INPUT MATERIAL:
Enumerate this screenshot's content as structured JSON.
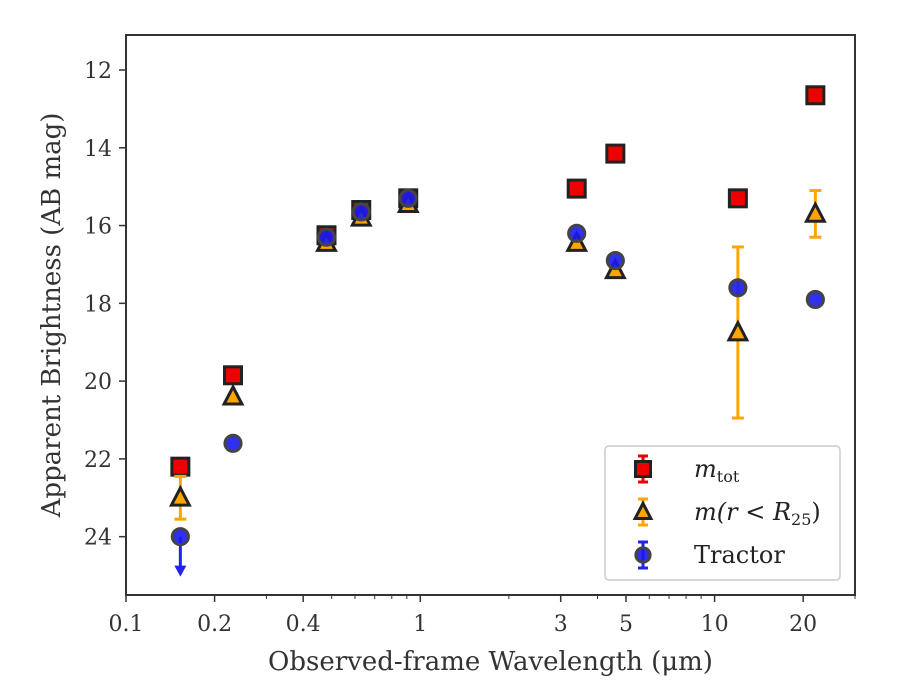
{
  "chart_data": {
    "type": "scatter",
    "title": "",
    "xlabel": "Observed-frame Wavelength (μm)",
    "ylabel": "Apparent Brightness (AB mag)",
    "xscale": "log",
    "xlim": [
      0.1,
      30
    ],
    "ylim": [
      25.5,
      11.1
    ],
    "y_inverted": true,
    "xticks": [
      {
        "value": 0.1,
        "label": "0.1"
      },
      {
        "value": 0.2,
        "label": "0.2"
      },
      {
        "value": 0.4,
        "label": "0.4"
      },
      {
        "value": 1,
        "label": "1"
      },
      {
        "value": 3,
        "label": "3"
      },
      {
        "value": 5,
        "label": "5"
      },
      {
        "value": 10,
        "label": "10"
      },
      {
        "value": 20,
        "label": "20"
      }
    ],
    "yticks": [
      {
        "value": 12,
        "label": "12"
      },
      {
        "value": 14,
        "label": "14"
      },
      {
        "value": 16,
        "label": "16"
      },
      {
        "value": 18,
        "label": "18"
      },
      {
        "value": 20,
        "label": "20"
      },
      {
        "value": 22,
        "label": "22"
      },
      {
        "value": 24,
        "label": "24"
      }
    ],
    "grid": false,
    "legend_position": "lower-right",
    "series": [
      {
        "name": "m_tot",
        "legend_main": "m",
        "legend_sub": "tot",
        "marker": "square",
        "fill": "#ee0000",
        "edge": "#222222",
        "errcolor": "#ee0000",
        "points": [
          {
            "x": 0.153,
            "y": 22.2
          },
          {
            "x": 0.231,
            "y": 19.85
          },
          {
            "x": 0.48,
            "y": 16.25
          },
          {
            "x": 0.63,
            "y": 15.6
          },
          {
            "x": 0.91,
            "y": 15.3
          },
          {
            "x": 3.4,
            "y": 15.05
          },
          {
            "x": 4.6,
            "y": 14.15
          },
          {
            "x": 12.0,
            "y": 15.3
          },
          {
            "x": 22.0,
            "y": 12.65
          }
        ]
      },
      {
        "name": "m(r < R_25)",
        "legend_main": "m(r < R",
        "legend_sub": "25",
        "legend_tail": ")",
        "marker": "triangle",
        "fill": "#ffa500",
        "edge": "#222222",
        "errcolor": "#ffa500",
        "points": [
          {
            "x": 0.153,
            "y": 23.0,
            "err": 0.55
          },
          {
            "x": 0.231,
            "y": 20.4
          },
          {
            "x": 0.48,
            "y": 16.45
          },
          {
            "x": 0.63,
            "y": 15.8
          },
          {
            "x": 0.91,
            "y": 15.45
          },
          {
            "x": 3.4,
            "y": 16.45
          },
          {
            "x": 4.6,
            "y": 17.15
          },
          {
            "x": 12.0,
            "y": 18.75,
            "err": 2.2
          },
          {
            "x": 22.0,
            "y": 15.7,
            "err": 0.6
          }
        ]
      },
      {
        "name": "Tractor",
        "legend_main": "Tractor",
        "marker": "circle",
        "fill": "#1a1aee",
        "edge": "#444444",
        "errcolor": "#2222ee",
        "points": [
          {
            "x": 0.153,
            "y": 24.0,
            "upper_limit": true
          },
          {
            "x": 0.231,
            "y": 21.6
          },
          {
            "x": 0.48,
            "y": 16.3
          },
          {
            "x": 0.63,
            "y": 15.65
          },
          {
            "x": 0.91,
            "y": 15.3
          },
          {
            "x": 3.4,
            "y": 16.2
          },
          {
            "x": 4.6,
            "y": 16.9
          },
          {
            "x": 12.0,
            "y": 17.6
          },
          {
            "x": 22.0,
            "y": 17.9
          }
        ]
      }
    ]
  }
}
* * *
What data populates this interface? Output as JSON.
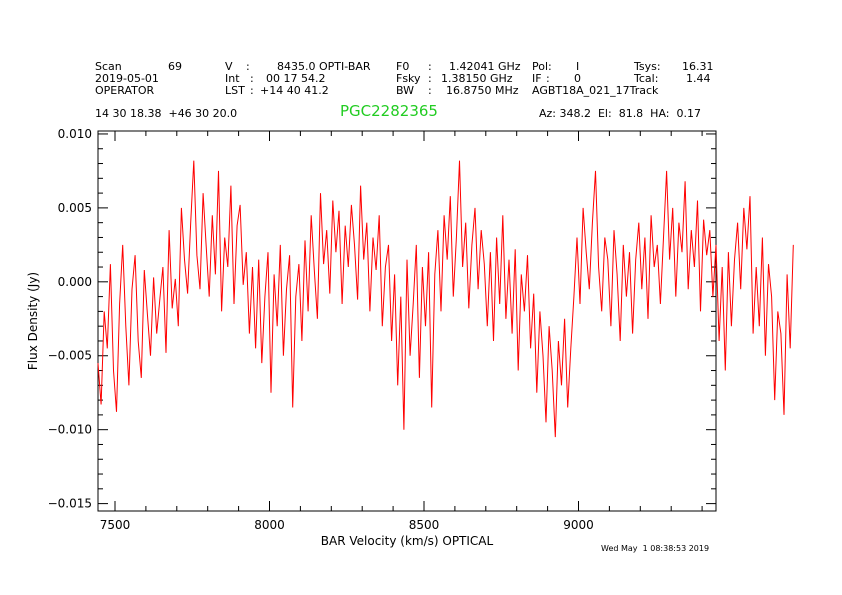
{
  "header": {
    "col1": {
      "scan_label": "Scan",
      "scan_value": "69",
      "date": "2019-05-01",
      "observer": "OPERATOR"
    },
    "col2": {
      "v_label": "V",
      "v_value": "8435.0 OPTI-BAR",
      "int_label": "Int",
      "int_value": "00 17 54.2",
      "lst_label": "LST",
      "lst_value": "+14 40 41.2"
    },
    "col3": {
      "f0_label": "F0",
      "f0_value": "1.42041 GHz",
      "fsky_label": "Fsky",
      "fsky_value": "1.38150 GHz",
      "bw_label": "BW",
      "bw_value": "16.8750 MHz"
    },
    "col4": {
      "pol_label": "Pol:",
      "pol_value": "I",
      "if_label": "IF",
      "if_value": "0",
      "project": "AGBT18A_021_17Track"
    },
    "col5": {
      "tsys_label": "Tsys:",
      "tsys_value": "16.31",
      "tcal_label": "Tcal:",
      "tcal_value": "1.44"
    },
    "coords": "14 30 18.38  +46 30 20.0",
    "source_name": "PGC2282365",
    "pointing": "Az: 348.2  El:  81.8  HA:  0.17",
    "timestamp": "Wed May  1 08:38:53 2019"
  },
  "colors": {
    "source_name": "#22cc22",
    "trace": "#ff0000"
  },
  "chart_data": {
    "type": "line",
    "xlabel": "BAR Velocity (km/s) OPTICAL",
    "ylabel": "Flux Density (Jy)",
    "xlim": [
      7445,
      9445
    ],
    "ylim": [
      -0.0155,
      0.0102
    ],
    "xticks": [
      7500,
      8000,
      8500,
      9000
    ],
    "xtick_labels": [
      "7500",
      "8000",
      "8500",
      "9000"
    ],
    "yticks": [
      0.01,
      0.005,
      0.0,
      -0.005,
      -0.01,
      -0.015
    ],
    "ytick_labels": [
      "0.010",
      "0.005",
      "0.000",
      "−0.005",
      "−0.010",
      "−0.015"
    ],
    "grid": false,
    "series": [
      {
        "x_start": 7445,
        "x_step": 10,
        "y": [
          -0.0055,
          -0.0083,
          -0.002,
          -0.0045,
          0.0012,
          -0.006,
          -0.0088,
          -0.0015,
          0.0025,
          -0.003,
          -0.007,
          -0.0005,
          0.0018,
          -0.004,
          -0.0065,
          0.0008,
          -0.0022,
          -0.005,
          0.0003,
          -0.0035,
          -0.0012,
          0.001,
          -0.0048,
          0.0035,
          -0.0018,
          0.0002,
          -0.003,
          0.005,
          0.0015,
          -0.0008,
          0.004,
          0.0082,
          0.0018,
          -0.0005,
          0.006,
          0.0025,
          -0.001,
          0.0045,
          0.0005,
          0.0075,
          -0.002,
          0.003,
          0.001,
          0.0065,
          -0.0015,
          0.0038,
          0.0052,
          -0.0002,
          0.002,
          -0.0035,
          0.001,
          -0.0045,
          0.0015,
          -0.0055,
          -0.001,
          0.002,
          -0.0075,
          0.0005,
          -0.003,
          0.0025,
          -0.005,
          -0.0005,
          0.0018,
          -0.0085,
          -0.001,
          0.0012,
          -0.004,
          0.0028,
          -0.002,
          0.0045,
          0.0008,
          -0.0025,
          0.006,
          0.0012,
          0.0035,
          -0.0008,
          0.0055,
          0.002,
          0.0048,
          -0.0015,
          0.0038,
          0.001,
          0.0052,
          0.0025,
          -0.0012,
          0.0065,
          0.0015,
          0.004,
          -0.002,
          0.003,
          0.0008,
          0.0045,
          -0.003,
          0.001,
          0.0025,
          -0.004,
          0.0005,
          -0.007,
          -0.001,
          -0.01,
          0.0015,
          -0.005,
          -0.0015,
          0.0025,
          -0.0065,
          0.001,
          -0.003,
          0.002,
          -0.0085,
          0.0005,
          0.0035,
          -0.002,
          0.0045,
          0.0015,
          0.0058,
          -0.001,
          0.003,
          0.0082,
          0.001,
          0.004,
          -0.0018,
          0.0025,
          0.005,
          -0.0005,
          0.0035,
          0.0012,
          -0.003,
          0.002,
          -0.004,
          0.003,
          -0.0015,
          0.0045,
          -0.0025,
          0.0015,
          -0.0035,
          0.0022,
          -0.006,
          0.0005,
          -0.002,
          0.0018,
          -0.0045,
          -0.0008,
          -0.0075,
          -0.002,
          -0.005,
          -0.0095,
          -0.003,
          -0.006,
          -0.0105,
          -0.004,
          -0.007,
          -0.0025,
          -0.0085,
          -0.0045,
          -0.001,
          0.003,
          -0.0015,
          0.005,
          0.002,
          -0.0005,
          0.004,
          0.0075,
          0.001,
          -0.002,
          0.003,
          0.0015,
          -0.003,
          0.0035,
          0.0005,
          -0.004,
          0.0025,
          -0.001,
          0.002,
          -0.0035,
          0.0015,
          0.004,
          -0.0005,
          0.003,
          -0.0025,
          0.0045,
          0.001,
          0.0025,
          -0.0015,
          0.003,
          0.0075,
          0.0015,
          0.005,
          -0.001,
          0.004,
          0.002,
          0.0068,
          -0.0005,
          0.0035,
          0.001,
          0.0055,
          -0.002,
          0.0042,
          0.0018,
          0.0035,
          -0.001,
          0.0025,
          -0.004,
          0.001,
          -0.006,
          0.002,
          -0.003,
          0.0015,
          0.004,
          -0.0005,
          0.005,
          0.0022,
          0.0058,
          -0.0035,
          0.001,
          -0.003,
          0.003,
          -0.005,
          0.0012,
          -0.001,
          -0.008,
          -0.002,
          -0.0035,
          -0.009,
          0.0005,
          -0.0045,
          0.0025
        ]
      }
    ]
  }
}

PROBLEM TO SOLVE: Copy every line in the records above that contains the word "errcolor".

COMPLETED EXERCISE:
        "errcolor": "#ee0000",
        "errcolor": "#ffa500",
        "errcolor": "#2222ee",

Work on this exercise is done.